PROBLEM:
Examine each line of the data. Copy those that contain the string "this".

EXCERPTED RECORDS:
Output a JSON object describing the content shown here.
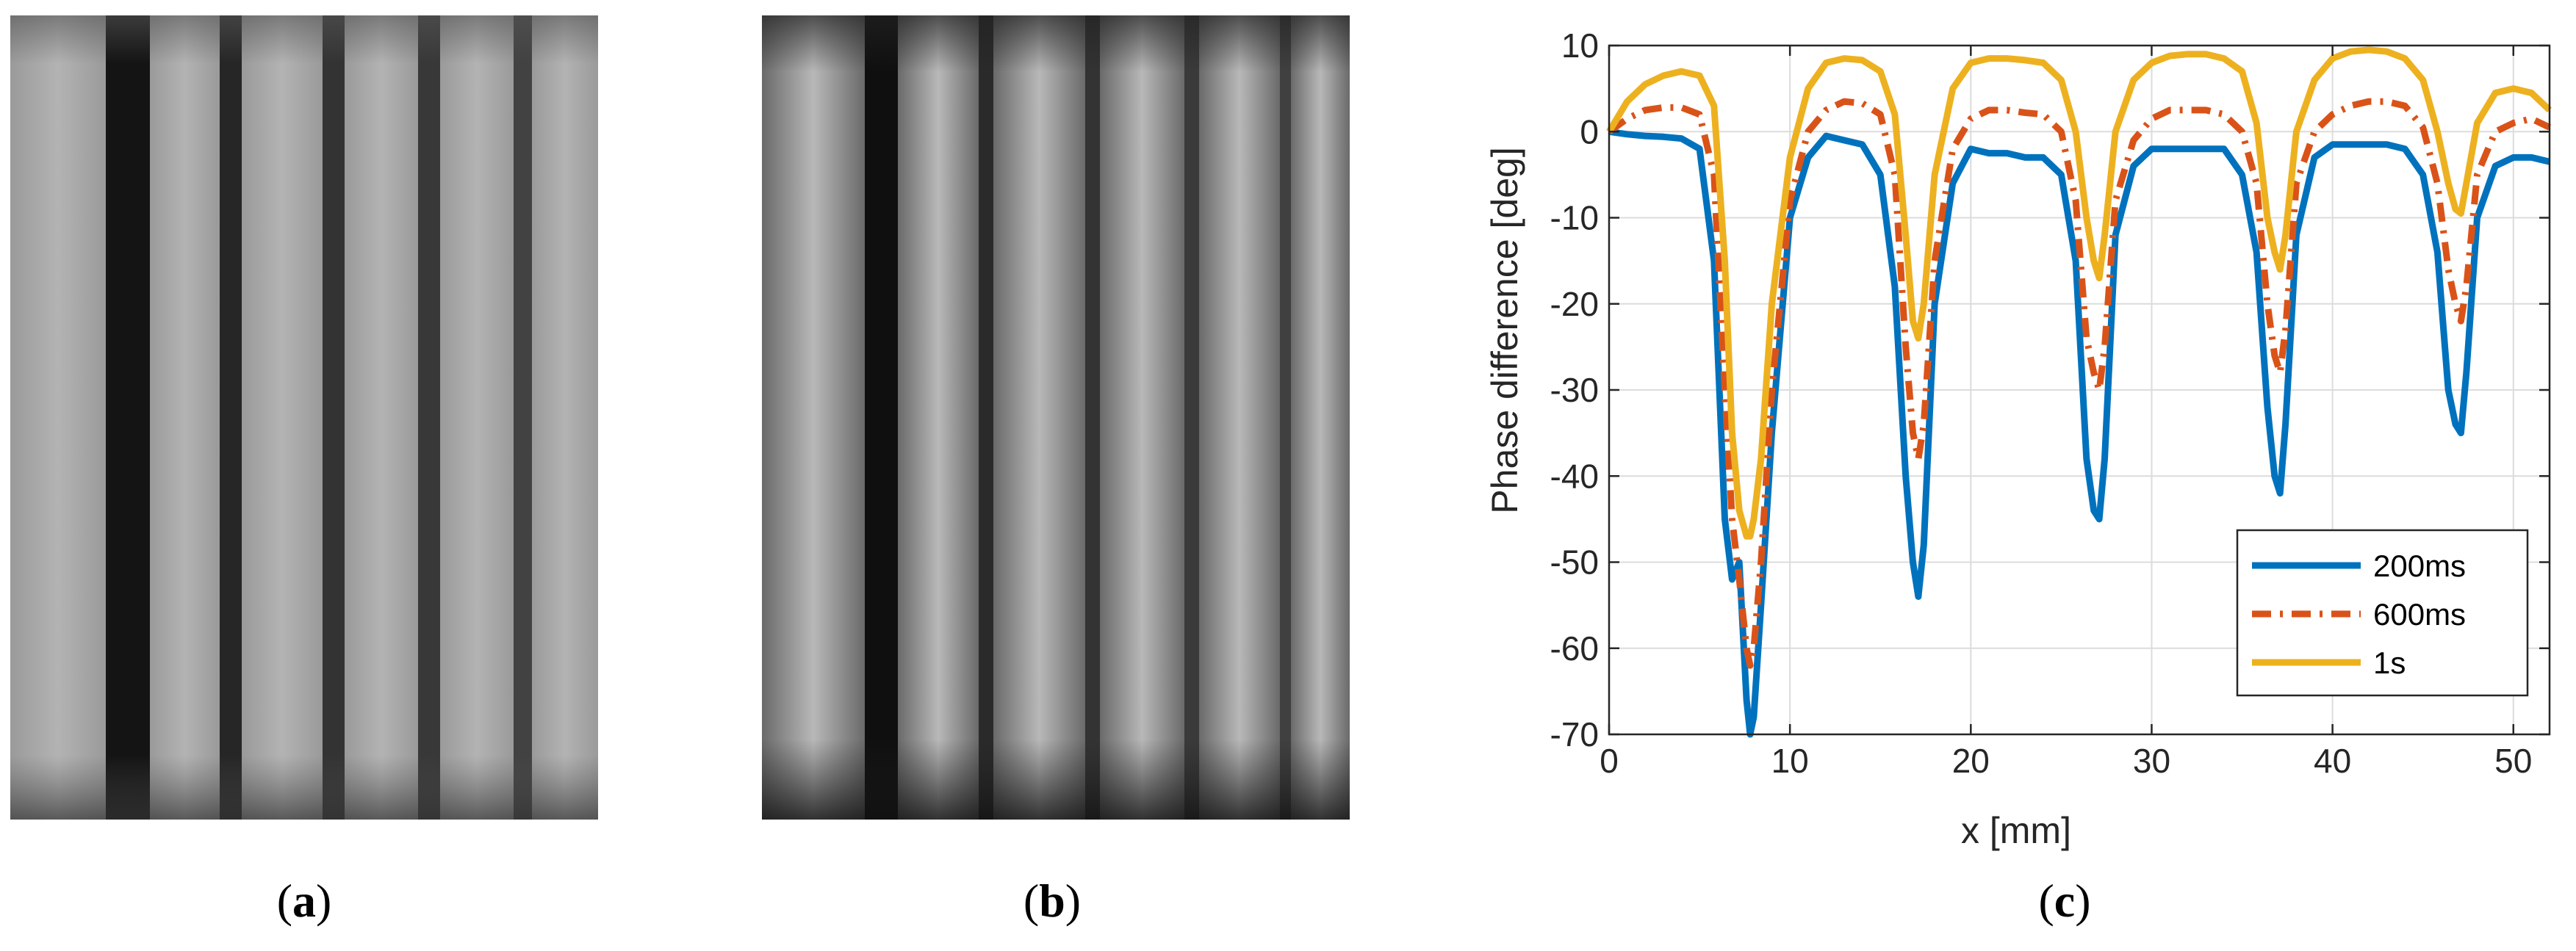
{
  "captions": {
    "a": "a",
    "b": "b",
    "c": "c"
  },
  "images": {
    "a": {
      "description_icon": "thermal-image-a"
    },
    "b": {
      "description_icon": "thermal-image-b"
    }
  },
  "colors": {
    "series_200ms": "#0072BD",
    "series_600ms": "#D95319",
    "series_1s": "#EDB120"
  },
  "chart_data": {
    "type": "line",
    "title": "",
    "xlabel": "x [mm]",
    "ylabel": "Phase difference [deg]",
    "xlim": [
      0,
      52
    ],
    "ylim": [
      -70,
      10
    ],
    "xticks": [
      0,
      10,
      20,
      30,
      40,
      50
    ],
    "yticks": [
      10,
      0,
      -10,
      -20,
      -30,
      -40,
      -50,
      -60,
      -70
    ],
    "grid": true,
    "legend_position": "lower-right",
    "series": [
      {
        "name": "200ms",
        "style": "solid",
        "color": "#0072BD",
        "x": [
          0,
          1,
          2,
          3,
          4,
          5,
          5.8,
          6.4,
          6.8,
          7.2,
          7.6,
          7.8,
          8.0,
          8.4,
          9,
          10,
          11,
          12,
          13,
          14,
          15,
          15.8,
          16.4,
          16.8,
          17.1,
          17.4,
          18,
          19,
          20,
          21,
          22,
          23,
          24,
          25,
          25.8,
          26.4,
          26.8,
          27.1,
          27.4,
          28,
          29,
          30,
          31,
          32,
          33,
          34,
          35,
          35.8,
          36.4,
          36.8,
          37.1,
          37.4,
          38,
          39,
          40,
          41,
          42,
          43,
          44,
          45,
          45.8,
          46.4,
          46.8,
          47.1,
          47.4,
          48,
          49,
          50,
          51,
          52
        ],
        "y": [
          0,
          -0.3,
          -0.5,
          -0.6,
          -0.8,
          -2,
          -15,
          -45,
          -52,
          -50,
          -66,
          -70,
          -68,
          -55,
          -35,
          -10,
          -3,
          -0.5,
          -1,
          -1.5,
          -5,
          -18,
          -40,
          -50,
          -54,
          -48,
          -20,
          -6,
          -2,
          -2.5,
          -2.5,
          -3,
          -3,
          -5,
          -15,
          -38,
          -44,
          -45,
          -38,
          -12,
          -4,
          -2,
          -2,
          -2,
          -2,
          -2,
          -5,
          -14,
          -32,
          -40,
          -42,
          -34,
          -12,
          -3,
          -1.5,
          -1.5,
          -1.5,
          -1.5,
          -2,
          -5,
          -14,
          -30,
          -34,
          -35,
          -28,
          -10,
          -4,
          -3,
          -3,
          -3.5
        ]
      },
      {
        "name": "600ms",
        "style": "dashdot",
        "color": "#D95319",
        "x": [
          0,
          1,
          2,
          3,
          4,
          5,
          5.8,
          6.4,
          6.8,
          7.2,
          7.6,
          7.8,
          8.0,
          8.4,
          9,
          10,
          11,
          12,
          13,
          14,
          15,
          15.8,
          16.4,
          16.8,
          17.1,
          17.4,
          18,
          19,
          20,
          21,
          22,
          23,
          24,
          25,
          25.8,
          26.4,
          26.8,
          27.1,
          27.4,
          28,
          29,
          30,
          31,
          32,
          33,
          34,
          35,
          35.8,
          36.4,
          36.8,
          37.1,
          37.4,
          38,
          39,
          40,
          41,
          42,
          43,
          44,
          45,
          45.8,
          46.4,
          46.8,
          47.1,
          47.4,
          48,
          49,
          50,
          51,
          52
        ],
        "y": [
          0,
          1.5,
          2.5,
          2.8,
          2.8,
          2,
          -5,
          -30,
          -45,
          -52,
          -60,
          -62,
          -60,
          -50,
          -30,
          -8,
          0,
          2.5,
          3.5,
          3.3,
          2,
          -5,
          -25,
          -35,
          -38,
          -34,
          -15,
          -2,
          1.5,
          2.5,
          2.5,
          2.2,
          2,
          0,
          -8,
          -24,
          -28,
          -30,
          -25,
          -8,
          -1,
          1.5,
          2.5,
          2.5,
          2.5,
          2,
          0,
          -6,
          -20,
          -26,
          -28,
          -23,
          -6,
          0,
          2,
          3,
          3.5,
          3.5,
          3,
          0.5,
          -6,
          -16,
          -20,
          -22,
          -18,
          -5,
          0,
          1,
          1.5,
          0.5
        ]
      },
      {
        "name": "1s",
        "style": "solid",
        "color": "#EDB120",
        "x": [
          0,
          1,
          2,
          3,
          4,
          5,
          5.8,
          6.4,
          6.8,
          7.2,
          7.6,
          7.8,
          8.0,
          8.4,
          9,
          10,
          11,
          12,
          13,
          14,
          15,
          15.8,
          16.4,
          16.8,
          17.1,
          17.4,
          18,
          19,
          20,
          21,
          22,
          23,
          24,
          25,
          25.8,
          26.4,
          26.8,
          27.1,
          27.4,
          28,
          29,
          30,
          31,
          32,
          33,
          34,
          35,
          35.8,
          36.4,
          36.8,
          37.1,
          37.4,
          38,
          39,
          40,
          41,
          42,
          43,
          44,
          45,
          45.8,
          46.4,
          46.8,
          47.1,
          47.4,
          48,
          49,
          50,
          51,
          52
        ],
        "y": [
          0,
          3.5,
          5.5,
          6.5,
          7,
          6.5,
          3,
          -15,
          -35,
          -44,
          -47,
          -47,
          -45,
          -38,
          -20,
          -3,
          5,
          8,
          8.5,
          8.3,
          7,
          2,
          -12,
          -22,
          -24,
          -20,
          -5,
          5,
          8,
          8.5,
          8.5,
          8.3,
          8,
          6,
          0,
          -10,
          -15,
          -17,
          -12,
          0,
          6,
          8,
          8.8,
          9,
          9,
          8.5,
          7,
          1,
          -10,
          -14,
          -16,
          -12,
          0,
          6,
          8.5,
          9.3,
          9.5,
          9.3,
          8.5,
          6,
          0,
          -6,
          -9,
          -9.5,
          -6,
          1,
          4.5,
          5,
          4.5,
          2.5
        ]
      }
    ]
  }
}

* * *

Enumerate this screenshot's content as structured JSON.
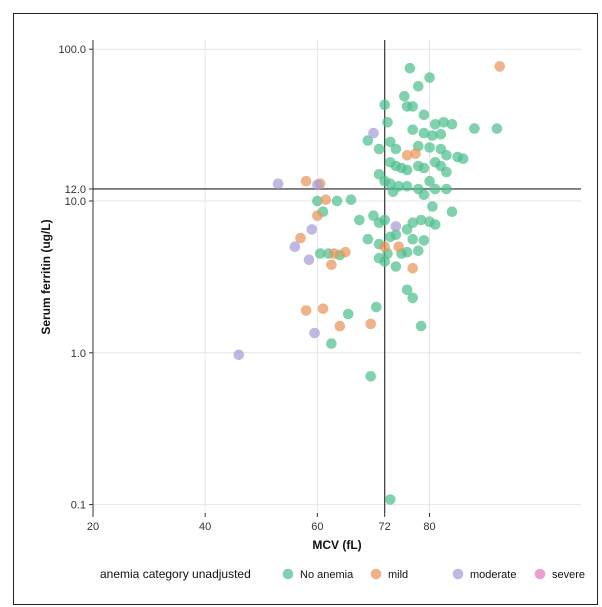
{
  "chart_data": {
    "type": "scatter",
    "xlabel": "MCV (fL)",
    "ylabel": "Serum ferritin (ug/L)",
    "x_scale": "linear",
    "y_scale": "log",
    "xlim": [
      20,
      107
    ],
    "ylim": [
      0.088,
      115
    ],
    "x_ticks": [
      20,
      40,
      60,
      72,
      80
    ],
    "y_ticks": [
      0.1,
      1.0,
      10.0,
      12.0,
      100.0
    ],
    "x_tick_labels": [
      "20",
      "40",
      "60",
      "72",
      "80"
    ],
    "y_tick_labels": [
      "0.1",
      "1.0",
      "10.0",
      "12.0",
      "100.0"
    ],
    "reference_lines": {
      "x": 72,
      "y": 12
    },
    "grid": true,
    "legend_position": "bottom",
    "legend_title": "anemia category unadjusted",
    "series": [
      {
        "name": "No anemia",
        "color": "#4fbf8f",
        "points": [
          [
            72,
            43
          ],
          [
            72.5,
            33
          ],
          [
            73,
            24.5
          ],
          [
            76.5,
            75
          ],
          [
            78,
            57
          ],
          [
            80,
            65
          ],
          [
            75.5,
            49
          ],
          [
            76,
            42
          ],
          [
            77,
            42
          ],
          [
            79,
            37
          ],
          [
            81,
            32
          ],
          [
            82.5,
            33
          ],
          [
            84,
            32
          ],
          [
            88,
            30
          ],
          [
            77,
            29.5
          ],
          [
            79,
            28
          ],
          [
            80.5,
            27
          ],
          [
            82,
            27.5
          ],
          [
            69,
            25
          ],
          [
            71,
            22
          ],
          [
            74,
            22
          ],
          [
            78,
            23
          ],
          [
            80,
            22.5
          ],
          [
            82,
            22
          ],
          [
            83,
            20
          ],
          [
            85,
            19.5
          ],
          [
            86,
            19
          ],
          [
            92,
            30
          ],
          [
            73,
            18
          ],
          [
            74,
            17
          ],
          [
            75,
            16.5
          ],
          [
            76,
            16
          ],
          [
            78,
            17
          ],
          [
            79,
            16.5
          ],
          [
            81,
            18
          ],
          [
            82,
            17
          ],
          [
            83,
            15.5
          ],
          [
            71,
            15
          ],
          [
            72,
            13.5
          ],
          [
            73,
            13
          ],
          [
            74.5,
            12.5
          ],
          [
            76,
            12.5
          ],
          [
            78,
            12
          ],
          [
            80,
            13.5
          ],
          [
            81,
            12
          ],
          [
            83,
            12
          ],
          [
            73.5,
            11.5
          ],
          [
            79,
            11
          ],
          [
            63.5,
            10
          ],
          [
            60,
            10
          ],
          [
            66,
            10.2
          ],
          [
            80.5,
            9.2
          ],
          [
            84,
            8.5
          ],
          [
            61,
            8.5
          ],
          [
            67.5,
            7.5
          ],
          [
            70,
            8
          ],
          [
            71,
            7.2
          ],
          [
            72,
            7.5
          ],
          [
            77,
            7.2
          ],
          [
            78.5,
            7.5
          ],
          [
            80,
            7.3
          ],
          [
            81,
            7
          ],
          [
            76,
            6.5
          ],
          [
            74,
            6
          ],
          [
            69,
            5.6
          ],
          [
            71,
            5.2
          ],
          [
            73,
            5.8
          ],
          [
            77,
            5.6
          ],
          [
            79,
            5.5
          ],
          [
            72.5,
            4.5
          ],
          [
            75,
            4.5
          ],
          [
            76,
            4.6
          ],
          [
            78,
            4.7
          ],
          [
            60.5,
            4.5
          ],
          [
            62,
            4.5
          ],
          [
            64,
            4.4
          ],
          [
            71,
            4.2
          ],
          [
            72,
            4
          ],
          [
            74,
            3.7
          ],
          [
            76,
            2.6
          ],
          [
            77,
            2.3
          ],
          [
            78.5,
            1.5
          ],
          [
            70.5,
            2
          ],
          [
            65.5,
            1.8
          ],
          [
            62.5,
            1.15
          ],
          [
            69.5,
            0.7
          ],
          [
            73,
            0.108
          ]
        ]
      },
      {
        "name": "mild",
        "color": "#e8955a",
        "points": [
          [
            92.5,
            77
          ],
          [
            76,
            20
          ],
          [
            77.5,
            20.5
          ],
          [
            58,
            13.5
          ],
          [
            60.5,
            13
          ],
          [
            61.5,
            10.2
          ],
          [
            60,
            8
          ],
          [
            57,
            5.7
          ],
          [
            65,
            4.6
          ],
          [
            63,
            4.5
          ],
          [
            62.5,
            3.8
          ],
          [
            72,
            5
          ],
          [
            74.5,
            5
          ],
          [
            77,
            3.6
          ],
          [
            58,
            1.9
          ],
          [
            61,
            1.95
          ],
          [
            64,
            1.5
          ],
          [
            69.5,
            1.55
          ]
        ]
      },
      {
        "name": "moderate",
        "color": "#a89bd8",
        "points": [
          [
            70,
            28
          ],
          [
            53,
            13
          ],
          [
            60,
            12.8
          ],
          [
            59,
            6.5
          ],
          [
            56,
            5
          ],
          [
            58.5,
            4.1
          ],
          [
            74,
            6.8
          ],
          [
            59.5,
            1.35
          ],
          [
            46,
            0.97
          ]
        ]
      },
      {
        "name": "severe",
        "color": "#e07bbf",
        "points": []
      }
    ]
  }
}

...

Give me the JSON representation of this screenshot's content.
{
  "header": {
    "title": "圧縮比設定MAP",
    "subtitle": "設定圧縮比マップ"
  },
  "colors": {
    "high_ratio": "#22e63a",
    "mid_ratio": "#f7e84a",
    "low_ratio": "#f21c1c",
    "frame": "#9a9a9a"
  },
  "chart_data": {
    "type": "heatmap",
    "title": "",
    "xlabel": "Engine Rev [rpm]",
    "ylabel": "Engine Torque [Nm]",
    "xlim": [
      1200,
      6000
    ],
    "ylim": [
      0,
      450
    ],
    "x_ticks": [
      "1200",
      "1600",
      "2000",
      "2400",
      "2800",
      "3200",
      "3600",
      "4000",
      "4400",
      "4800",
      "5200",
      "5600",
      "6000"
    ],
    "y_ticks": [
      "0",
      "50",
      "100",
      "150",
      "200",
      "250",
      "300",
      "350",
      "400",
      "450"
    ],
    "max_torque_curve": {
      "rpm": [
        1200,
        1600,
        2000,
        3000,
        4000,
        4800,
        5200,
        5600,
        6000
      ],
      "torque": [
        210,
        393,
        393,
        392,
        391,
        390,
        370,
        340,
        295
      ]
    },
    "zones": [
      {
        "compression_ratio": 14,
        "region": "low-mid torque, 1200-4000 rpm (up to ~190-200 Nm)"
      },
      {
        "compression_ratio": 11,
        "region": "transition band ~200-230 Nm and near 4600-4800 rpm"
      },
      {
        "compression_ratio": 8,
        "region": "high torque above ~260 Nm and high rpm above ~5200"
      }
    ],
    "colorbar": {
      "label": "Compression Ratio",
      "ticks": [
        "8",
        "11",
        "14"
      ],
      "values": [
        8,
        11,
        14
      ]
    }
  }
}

WRITTEN REPLY:
Enumerate this screenshot's content as structured JSON.
Give me the JSON representation of this screenshot's content.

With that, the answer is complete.